Data excerpts
● ● ●

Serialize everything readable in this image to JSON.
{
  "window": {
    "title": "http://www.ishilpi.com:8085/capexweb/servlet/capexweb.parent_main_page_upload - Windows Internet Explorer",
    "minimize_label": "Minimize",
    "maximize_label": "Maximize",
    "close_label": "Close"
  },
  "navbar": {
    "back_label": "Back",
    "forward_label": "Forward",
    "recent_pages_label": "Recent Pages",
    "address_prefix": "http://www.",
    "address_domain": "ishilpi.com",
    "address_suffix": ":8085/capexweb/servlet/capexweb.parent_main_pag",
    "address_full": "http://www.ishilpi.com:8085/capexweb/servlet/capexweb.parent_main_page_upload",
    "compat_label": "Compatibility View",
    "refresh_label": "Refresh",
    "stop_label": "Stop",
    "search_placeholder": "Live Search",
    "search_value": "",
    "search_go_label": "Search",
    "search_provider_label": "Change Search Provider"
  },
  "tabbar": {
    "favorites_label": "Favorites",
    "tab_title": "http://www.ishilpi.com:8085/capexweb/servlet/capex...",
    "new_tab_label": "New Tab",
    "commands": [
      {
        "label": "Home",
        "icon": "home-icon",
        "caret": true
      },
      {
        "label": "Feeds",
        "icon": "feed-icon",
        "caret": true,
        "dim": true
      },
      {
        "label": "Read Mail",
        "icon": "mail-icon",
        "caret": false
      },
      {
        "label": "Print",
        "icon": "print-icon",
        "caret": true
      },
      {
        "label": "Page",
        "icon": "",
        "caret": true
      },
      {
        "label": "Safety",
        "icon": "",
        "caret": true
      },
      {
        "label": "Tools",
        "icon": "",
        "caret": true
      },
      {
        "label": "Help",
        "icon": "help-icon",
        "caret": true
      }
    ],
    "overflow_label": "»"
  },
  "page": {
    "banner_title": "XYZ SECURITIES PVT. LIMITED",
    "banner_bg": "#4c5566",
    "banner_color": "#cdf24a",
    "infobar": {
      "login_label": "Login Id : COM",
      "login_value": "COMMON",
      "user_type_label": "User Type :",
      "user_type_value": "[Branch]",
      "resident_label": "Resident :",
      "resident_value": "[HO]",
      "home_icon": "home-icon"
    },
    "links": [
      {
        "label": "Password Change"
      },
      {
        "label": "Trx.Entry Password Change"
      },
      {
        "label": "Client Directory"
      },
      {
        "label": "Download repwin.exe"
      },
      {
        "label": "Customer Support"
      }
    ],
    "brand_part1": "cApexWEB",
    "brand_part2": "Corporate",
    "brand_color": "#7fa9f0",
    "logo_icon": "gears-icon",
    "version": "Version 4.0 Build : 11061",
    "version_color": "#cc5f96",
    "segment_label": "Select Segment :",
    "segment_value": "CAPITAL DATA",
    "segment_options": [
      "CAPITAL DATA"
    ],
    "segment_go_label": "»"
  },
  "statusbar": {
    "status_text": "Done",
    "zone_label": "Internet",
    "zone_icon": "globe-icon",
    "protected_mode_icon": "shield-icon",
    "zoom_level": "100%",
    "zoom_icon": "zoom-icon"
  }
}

● ● ●

Reproduce the data in its entirety, matching each character.

# [Solution for this task]
Serialize everything readable in this image to JSON.
{
  "window": {
    "title": "http://www.ishilpi.com:8085/capexweb/servlet/capexweb.parent_main_page_upload - Windows Internet Explorer",
    "minimize_label": "Minimize",
    "maximize_label": "Maximize",
    "close_label": "Close"
  },
  "navbar": {
    "back_label": "Back",
    "forward_label": "Forward",
    "recent_pages_label": "Recent Pages",
    "address_prefix": "http://www.",
    "address_domain": "ishilpi.com",
    "address_suffix": ":8085/capexweb/servlet/capexweb.parent_main_pag",
    "address_full": "http://www.ishilpi.com:8085/capexweb/servlet/capexweb.parent_main_page_upload",
    "compat_label": "Compatibility View",
    "refresh_label": "Refresh",
    "stop_label": "Stop",
    "search_placeholder": "Live Search",
    "search_value": "",
    "search_go_label": "Search",
    "search_provider_label": "Change Search Provider"
  },
  "tabbar": {
    "favorites_label": "Favorites",
    "tab_title": "http://www.ishilpi.com:8085/capexweb/servlet/capex...",
    "new_tab_label": "New Tab",
    "commands": [
      {
        "label": "Home",
        "icon": "home-icon",
        "caret": true
      },
      {
        "label": "Feeds",
        "icon": "feed-icon",
        "caret": true,
        "dim": true
      },
      {
        "label": "Read Mail",
        "icon": "mail-icon",
        "caret": false
      },
      {
        "label": "Print",
        "icon": "print-icon",
        "caret": true
      },
      {
        "label": "Page",
        "icon": "",
        "caret": true
      },
      {
        "label": "Safety",
        "icon": "",
        "caret": true
      },
      {
        "label": "Tools",
        "icon": "",
        "caret": true
      },
      {
        "label": "Help",
        "icon": "help-icon",
        "caret": true
      }
    ],
    "overflow_label": "»"
  },
  "page": {
    "banner_title": "XYZ SECURITIES PVT. LIMITED",
    "banner_bg": "#4c5566",
    "banner_color": "#cdf24a",
    "infobar": {
      "login_label": "Login Id : COM",
      "login_value": "COMMON",
      "user_type_label": "User Type :",
      "user_type_value": "[Branch]",
      "resident_label": "Resident :",
      "resident_value": "[HO]",
      "home_icon": "home-icon"
    },
    "links": [
      {
        "label": "Password Change"
      },
      {
        "label": "Trx.Entry Password Change"
      },
      {
        "label": "Client Directory"
      },
      {
        "label": "Download repwin.exe"
      },
      {
        "label": "Customer Support"
      }
    ],
    "brand_part1": "cApexWEB",
    "brand_part2": "Corporate",
    "brand_color": "#7fa9f0",
    "logo_icon": "gears-icon",
    "version": "Version 4.0 Build : 11061",
    "version_color": "#cc5f96",
    "segment_label": "Select Segment :",
    "segment_value": "CAPITAL DATA",
    "segment_options": [
      "CAPITAL DATA"
    ],
    "segment_go_label": "»"
  },
  "statusbar": {
    "status_text": "Done",
    "zone_label": "Internet",
    "zone_icon": "globe-icon",
    "protected_mode_icon": "shield-icon",
    "zoom_level": "100%",
    "zoom_icon": "zoom-icon"
  }
}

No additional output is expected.